* [Entries shown]:
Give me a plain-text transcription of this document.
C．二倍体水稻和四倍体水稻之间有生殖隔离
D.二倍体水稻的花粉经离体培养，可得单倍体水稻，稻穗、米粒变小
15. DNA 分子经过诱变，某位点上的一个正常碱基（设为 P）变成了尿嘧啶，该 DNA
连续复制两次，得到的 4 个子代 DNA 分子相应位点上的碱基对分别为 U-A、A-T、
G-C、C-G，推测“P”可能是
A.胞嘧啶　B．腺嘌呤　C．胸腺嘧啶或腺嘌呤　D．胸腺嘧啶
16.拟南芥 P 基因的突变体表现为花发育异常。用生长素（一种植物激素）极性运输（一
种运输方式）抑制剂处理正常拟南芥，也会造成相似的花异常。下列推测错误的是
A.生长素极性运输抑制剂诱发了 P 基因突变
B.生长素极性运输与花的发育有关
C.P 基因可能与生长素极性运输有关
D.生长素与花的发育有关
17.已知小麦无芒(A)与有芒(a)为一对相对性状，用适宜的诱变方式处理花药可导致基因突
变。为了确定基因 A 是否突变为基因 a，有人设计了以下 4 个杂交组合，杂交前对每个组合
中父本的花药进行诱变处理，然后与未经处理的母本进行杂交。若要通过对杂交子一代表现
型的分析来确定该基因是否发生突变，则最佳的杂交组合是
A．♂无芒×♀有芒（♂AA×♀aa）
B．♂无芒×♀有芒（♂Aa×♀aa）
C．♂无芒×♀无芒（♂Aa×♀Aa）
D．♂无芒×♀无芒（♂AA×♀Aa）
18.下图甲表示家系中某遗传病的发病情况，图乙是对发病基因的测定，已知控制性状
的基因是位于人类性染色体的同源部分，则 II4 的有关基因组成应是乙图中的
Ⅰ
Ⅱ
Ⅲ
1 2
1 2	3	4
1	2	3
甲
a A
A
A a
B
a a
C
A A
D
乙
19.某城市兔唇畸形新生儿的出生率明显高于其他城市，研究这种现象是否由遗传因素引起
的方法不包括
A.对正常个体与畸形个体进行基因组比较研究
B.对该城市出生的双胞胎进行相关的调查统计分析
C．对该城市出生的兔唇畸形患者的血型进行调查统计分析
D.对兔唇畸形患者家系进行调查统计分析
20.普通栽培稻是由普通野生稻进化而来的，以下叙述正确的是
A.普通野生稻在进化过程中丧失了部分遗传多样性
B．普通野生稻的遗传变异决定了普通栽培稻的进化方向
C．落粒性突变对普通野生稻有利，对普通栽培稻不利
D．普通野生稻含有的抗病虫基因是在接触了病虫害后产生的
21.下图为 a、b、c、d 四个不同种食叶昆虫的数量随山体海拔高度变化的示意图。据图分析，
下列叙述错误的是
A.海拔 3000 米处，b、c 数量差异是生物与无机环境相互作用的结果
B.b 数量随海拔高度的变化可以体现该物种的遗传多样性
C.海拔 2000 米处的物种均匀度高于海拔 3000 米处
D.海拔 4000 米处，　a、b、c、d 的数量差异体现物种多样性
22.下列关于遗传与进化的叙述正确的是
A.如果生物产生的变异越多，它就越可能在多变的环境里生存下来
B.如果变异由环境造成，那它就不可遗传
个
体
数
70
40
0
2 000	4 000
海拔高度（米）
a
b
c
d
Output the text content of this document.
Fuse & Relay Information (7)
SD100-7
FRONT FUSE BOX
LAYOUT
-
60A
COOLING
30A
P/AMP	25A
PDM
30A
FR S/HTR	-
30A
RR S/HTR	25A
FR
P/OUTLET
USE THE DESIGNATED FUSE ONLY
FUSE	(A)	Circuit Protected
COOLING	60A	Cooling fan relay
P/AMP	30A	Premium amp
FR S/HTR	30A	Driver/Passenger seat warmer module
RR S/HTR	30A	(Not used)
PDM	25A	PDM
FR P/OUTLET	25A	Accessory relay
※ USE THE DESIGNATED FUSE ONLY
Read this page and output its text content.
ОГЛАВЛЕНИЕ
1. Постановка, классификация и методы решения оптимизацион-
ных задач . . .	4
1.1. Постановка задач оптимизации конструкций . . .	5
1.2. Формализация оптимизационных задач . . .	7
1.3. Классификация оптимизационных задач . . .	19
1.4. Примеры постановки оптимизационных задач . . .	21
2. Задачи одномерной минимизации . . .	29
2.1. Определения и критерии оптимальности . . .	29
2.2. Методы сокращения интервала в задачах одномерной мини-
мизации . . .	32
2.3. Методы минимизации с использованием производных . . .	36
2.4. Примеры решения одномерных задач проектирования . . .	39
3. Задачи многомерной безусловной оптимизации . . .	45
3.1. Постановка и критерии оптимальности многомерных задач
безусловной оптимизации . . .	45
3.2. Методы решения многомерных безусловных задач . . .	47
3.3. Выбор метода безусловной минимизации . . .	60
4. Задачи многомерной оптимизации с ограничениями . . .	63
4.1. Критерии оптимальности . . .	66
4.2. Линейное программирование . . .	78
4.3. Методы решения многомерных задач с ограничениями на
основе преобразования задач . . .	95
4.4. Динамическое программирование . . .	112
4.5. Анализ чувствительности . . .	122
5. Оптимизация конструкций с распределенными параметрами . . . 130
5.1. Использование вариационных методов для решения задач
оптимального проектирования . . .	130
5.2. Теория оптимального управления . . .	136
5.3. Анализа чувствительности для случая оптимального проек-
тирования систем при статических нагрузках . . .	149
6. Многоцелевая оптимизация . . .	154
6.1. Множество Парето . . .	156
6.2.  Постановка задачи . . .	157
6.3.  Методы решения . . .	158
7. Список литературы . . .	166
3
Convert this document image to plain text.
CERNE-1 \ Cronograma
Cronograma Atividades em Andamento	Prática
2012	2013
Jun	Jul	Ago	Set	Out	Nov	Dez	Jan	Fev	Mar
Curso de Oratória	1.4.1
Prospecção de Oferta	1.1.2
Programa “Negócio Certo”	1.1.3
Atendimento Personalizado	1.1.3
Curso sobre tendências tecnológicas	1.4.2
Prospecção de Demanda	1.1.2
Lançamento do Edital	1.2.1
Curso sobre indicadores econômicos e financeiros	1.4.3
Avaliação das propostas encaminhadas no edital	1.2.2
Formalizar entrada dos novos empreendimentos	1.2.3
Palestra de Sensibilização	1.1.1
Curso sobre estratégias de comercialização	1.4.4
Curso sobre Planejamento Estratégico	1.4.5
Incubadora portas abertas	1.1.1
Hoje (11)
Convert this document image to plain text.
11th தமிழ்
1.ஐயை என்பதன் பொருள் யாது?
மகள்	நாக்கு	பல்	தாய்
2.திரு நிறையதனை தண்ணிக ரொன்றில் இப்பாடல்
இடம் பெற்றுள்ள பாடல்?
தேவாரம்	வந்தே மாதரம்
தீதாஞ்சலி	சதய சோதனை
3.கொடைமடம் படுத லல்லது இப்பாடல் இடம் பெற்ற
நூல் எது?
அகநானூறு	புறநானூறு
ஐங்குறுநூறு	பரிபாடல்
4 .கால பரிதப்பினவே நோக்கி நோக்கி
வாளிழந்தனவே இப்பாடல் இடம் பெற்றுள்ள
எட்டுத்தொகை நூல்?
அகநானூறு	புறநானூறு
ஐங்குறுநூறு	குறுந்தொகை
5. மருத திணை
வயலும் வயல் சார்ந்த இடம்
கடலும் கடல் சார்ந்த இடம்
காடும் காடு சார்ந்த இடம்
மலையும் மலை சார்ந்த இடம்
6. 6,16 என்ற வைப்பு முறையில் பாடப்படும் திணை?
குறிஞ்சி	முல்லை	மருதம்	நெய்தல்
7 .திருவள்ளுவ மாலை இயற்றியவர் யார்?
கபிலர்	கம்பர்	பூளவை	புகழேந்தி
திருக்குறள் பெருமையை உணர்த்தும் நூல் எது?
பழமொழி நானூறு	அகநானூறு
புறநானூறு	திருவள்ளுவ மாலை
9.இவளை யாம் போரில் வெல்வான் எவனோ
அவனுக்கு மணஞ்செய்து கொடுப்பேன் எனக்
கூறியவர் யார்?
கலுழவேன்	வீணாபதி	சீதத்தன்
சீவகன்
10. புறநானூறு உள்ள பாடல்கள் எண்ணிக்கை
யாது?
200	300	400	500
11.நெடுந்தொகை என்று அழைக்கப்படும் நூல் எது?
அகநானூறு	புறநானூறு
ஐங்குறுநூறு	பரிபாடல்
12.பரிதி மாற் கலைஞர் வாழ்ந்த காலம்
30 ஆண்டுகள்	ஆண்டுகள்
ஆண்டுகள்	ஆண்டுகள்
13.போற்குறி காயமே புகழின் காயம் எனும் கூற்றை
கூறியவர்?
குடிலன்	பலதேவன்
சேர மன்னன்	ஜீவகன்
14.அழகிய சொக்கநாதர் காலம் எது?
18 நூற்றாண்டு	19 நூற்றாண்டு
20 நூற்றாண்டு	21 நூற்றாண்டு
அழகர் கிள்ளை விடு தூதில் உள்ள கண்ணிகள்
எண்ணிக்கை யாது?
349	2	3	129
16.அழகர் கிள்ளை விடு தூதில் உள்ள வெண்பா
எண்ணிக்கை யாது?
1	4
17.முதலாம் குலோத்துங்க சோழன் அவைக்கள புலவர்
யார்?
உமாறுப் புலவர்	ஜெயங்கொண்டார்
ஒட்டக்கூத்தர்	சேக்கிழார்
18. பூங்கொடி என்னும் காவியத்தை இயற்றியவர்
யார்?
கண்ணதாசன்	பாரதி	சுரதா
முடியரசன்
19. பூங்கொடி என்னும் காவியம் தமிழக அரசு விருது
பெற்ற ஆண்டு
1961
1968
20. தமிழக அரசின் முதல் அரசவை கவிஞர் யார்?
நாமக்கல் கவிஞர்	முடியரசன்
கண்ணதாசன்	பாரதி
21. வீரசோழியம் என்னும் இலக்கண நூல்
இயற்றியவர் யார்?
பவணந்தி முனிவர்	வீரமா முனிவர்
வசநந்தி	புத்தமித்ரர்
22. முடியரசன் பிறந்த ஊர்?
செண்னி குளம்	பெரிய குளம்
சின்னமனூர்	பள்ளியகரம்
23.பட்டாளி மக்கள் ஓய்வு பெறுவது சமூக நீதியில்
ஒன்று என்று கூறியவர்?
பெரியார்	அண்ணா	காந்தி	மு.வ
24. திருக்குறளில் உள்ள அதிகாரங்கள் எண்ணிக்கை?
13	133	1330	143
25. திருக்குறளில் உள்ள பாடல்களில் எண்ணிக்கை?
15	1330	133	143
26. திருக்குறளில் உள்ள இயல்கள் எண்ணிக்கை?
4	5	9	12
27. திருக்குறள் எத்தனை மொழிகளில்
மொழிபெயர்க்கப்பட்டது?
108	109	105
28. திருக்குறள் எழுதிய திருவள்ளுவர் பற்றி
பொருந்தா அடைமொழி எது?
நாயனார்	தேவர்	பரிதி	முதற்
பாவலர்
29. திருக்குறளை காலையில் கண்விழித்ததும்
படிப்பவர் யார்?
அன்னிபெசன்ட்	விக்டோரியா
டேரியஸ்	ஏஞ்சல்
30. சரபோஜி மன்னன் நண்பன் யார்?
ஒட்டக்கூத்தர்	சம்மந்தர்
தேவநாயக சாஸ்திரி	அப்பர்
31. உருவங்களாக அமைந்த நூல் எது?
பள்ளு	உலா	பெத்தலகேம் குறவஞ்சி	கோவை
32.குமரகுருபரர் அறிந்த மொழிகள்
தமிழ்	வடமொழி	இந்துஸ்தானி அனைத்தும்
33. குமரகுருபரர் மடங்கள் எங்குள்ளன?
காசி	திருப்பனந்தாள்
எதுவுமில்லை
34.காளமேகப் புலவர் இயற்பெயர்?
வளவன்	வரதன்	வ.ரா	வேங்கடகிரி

* [Exercise requirements]: Work out how many lines in the records above hold the string "this", then give only that count.

* [Solution to the exercise]: 5